GIVEN REQUEST. Rewrite all of the records below, putting "ice-pop-icon" wherever "popsicle-icon" appears and leaving everything else unchanged.

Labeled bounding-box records
☆ ☆ ☆ ☆ ☆

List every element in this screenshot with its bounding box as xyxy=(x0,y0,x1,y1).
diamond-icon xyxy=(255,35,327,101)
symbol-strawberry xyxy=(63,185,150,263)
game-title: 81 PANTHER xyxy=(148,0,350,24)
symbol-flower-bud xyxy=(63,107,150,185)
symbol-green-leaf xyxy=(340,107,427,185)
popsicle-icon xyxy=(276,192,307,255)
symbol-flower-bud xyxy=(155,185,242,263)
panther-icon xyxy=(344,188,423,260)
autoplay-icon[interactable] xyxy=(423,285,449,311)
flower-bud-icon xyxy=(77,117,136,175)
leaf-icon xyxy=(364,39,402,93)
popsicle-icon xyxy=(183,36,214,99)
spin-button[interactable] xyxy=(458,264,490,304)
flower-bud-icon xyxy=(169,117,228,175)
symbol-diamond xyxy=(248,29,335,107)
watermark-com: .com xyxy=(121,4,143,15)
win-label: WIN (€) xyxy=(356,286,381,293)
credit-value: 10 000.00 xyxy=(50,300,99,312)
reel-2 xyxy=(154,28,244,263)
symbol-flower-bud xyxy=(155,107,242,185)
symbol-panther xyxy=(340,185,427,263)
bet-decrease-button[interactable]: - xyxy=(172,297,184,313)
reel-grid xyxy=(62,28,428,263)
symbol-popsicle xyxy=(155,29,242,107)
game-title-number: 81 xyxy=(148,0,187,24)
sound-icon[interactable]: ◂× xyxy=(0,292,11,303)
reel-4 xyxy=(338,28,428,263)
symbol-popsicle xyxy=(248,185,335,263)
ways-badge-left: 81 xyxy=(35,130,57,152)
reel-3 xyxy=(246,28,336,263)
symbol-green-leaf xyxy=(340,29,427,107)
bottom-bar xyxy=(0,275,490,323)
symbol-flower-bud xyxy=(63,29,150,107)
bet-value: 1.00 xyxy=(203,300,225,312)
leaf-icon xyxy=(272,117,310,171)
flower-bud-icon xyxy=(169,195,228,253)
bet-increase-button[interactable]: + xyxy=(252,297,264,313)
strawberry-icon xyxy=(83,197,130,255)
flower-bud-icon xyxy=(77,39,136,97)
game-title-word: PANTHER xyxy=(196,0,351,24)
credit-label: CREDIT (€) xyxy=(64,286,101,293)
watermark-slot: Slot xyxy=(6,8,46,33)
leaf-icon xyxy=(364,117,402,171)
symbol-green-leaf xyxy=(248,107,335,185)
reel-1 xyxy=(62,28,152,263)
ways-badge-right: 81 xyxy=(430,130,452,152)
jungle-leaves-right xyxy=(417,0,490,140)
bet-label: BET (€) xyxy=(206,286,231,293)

☆ ☆ ☆ ☆ ☆

FINAL RESULT.
List every element in this screenshot with its bounding box as xyxy=(x0,y0,x1,y1).
diamond-icon xyxy=(255,35,327,101)
symbol-strawberry xyxy=(63,185,150,263)
game-title: 81 PANTHER xyxy=(148,0,350,24)
symbol-flower-bud xyxy=(63,107,150,185)
symbol-green-leaf xyxy=(340,107,427,185)
ice-pop-icon xyxy=(276,192,307,255)
symbol-flower-bud xyxy=(155,185,242,263)
panther-icon xyxy=(344,188,423,260)
autoplay-icon[interactable] xyxy=(423,285,449,311)
flower-bud-icon xyxy=(77,117,136,175)
leaf-icon xyxy=(364,39,402,93)
ice-pop-icon xyxy=(183,36,214,99)
spin-button[interactable] xyxy=(458,264,490,304)
flower-bud-icon xyxy=(169,117,228,175)
symbol-diamond xyxy=(248,29,335,107)
watermark-com: .com xyxy=(121,4,143,15)
win-label: WIN (€) xyxy=(356,286,381,293)
credit-value: 10 000.00 xyxy=(50,300,99,312)
reel-2 xyxy=(154,28,244,263)
symbol-flower-bud xyxy=(155,107,242,185)
symbol-panther xyxy=(340,185,427,263)
bet-decrease-button[interactable]: - xyxy=(172,297,184,313)
reel-grid xyxy=(62,28,428,263)
symbol-popsicle xyxy=(155,29,242,107)
game-title-number: 81 xyxy=(148,0,187,24)
sound-icon[interactable]: ◂× xyxy=(0,292,11,303)
reel-4 xyxy=(338,28,428,263)
symbol-popsicle xyxy=(248,185,335,263)
ways-badge-left: 81 xyxy=(35,130,57,152)
reel-3 xyxy=(246,28,336,263)
symbol-green-leaf xyxy=(340,29,427,107)
bottom-bar xyxy=(0,275,490,323)
symbol-flower-bud xyxy=(63,29,150,107)
bet-value: 1.00 xyxy=(203,300,225,312)
leaf-icon xyxy=(272,117,310,171)
flower-bud-icon xyxy=(169,195,228,253)
bet-increase-button[interactable]: + xyxy=(252,297,264,313)
strawberry-icon xyxy=(83,197,130,255)
flower-bud-icon xyxy=(77,39,136,97)
game-title-word: PANTHER xyxy=(196,0,351,24)
credit-label: CREDIT (€) xyxy=(64,286,101,293)
watermark-slot: Slot xyxy=(6,8,46,33)
leaf-icon xyxy=(364,117,402,171)
symbol-green-leaf xyxy=(248,107,335,185)
reel-1 xyxy=(62,28,152,263)
ways-badge-right: 81 xyxy=(430,130,452,152)
jungle-leaves-right xyxy=(417,0,490,140)
bet-label: BET (€) xyxy=(206,286,231,293)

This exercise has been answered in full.